#### TEXTE FOURNI ####
Aide juridictionnelle

Les données statistiques de l’année 2007 appellent les observations suivantes :
- Le nombre des demandes d’aide juridictionnelle a, globalement, diminué sensiblement, retrouvant le niveau des années antérieures à la date d’entrée en vigueur de la réforme étendant la représentation obligatoire à la matière prud’homale (1er janvier 2005) qui avait provoqué un fort accroissement des saisines. Ce phénomène recouvre des mouvements contraires : l’augmentation du nombre des demandes dans le contentieux de la sécurité sociale a été largement compensée par la baisse de celle qui est intervenue dans les domaines du droit pénal, du droit civil général, et même du droit du travail.
- Moins sollicité, le Bureau d’aide juridictionnelle a, mécaniquement, rendu moins de décisions. Cette décélération s’explique aussi, en partie, par le début de la mise en œuvre de la réforme des voies de recours, qui a supprimé les demandes de nouvelle délibération (cf. ci-après).
- Quant aux recours devant le premier président contre les décisions de rejet fondées sur l’absence de moyen sérieux de cassation, ils ont représenté, comme l’année précédente, 30% de l’ensemble de ces demandes, et le taux d’infirmation a été de 3,70 %.
####
▶ [TÂCHE A]: D'après le texte sur l'aide juridictionnelle, quel a été le taux d'infirmation des recours devant le premier président ?
▶ [TÂCHE B]: Recopiez à l'identique le passage du texte sur l'aide juridictionnelle qui commence par « - Moins sollicité, le » et se termine par « été de 3,70 %. ».
#### EXTRAIT DES DONNÉES ####
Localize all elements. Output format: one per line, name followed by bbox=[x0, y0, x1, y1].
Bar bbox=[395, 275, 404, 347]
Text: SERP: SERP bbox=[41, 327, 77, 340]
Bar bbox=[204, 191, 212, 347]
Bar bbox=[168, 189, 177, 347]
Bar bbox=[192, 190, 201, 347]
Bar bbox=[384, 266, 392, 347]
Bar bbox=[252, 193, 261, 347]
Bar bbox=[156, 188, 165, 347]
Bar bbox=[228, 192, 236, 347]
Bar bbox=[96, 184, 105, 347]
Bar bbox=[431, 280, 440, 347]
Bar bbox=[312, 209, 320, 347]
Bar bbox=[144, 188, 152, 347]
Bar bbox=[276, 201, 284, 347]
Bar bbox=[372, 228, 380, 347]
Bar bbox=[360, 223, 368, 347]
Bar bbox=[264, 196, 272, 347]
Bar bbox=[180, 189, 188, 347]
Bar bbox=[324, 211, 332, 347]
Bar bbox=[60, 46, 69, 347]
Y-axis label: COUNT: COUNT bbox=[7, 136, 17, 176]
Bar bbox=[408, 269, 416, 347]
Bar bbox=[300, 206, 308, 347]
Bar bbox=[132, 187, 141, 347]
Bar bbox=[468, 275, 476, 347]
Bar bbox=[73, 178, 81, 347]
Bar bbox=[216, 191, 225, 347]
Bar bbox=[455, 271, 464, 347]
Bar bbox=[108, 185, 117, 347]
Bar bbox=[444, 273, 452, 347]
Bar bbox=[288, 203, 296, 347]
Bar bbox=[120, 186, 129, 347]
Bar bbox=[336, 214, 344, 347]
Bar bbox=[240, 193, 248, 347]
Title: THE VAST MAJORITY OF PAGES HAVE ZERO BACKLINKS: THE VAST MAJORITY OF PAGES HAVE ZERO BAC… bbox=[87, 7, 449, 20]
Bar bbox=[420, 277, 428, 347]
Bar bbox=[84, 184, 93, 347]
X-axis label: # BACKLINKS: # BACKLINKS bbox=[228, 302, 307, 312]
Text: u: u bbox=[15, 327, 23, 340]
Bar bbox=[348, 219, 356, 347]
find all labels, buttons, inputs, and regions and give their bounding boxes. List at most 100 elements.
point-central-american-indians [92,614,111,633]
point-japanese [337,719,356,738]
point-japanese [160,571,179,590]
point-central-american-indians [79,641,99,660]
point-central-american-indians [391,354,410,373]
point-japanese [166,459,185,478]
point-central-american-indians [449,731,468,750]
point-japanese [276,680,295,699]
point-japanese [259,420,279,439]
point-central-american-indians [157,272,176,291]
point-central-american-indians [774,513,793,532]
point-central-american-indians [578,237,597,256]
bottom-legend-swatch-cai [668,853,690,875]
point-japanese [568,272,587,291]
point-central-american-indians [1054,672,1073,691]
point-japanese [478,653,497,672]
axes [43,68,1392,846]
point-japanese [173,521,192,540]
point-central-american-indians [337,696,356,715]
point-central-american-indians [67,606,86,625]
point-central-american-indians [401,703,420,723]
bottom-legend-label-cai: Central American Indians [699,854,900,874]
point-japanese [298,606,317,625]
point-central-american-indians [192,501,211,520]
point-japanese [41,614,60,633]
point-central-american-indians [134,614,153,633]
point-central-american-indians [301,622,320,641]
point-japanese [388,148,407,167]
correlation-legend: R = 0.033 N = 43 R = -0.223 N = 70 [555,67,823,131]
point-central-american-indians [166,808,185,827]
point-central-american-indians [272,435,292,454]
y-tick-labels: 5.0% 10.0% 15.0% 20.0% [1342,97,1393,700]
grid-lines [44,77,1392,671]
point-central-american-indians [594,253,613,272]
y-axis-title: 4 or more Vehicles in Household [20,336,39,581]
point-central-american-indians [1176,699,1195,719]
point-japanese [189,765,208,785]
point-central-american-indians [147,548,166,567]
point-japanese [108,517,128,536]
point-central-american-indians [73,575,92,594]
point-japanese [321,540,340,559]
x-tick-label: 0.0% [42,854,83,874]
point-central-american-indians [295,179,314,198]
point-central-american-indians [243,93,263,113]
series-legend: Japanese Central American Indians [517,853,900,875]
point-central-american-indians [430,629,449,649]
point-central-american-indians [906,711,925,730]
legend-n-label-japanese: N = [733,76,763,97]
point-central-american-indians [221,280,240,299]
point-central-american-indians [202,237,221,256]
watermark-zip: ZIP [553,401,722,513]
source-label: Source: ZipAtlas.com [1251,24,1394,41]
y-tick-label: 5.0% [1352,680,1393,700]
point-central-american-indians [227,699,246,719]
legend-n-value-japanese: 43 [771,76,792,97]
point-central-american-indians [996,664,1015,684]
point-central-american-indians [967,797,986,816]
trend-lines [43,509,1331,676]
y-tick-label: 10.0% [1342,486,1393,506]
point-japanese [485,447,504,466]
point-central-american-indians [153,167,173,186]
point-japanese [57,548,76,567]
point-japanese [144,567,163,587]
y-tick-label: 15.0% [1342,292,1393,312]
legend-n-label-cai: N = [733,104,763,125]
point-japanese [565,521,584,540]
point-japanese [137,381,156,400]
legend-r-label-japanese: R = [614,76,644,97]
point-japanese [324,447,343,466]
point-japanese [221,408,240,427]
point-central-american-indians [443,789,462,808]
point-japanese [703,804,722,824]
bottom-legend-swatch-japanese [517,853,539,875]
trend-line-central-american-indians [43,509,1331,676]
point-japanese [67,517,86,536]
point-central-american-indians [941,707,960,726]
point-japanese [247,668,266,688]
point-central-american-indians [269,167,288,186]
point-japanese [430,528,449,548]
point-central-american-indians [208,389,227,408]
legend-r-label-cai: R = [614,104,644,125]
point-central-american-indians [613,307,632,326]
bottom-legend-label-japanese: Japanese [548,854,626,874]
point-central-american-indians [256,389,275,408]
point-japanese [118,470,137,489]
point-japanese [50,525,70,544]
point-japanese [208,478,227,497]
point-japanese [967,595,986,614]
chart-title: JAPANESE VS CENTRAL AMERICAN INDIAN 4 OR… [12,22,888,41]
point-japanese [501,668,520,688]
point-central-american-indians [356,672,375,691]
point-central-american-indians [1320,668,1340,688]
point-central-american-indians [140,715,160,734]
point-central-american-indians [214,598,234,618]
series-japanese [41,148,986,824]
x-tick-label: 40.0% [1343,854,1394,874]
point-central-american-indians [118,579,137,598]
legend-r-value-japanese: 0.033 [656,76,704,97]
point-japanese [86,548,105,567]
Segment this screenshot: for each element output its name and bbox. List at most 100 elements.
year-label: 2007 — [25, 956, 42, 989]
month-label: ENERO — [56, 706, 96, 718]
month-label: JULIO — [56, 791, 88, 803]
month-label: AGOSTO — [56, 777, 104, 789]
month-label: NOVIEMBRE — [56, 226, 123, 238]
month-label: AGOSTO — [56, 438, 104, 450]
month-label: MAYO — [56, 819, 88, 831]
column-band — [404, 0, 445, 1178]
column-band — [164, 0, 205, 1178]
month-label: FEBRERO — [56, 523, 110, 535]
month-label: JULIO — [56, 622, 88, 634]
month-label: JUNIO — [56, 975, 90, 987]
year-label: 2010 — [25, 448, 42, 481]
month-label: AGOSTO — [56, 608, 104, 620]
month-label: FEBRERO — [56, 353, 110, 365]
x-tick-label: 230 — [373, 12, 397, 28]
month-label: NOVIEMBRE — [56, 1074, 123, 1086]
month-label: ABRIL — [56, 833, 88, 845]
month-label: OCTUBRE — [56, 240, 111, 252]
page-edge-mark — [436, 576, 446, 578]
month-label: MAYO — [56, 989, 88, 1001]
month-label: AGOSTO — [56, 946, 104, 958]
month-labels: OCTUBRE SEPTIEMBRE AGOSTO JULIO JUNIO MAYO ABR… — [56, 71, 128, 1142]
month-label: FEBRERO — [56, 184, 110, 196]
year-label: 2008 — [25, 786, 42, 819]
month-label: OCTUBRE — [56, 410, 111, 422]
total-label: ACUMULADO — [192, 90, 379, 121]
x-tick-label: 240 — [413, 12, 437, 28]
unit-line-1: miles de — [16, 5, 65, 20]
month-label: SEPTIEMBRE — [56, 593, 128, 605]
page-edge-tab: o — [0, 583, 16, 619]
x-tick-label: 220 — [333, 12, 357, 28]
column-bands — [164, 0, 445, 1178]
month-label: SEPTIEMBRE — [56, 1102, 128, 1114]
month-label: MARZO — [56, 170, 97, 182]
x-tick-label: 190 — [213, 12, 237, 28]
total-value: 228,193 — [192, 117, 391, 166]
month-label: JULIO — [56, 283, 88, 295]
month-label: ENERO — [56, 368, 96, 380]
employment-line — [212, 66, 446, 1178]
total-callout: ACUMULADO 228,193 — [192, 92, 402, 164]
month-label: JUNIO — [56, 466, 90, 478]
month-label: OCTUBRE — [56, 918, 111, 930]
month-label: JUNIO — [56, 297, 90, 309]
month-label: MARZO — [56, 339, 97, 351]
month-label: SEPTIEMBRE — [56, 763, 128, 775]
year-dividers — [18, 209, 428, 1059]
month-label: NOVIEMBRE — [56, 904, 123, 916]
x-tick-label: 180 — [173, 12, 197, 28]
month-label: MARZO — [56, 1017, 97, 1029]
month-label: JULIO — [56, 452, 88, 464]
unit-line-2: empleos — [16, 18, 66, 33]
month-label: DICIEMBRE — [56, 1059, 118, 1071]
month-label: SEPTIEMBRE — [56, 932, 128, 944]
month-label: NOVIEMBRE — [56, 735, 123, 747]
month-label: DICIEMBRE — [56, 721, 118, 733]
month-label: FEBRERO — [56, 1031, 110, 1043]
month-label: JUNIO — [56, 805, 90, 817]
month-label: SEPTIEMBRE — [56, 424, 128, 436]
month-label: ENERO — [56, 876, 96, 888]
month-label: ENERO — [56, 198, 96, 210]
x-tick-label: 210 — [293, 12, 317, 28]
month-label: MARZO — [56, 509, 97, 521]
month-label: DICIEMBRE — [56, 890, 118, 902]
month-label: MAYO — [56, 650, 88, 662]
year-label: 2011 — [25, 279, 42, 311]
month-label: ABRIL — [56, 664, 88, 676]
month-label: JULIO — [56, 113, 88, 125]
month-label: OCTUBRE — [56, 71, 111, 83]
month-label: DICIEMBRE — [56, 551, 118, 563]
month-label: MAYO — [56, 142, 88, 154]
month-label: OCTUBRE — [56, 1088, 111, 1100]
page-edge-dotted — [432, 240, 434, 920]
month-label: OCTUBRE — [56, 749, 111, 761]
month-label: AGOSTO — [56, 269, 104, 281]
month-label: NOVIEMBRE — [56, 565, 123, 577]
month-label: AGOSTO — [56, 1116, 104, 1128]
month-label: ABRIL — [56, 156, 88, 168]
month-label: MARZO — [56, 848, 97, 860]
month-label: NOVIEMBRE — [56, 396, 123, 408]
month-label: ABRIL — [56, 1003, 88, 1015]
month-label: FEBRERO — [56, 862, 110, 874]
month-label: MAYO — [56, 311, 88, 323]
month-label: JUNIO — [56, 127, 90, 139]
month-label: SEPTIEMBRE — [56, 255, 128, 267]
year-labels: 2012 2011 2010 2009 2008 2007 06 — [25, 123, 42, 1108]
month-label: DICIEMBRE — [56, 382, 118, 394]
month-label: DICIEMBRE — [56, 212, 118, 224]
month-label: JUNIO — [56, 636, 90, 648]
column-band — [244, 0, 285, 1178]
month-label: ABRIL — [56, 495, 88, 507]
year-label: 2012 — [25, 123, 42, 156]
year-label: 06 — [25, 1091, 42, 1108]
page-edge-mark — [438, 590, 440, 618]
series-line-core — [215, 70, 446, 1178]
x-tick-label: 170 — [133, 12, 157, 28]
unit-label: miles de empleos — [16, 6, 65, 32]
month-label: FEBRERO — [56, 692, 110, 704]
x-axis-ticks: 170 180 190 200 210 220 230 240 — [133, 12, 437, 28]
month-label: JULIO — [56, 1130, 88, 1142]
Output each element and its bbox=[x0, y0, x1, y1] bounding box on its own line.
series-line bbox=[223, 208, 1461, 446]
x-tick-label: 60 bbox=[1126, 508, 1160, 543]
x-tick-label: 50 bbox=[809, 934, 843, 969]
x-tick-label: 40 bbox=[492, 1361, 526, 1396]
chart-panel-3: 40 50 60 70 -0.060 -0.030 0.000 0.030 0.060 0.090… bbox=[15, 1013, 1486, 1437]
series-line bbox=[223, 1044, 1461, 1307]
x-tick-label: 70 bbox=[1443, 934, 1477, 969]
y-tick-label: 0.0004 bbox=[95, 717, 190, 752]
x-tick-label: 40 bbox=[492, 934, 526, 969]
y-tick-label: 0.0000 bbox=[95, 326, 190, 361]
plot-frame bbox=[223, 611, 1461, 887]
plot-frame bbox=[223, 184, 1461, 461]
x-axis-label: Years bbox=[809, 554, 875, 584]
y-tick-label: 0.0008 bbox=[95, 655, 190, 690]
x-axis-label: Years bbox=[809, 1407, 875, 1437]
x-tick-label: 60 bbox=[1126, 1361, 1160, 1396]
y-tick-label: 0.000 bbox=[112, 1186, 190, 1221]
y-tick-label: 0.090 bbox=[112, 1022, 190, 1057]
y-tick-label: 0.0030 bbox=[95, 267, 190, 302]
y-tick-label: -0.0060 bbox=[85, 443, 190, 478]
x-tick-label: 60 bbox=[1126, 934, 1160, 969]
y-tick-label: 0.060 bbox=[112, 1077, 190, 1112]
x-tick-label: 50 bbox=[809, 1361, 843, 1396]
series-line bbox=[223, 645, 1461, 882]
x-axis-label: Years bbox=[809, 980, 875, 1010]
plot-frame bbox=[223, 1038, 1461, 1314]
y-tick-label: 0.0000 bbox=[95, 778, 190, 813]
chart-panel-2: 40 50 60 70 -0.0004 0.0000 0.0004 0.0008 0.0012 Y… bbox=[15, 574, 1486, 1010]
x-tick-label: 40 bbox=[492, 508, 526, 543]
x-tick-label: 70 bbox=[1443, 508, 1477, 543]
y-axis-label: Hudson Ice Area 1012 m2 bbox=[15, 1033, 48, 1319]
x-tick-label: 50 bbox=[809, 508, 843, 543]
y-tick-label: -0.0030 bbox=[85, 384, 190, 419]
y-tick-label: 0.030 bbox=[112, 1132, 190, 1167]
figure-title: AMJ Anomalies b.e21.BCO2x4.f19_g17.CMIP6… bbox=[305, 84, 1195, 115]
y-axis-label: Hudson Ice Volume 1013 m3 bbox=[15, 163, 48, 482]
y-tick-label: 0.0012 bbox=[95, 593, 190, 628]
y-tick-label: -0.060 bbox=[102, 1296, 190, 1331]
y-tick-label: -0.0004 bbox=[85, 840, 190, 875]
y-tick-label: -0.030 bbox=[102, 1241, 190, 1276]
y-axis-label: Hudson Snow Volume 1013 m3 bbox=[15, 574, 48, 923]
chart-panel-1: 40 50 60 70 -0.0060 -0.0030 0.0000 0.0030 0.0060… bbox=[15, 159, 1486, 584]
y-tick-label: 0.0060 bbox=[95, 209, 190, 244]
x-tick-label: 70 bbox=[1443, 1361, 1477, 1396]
####
▶ [RÉPONSE A]: Il a été de 3,70 %.

▶ [RÉPONSE B]:
- Moins sollicité, le Bureau d’aide juridictionnelle a, mécaniquement, rendu moins de décisions. Cette décélération s’explique aussi, en partie, par le début de la mise en œuvre de la réforme des voies de recours, qui a supprimé les demandes de nouvelle délibération (cf. ci-après).
- Quant aux recours devant le premier président contre les décisions de rejet fondées sur l’absence de moyen sérieux de cassation, ils ont représenté, comme l’année précédente, 30% de l’ensemble de ces demandes, et le taux d’infirmation a été de 3,70 %.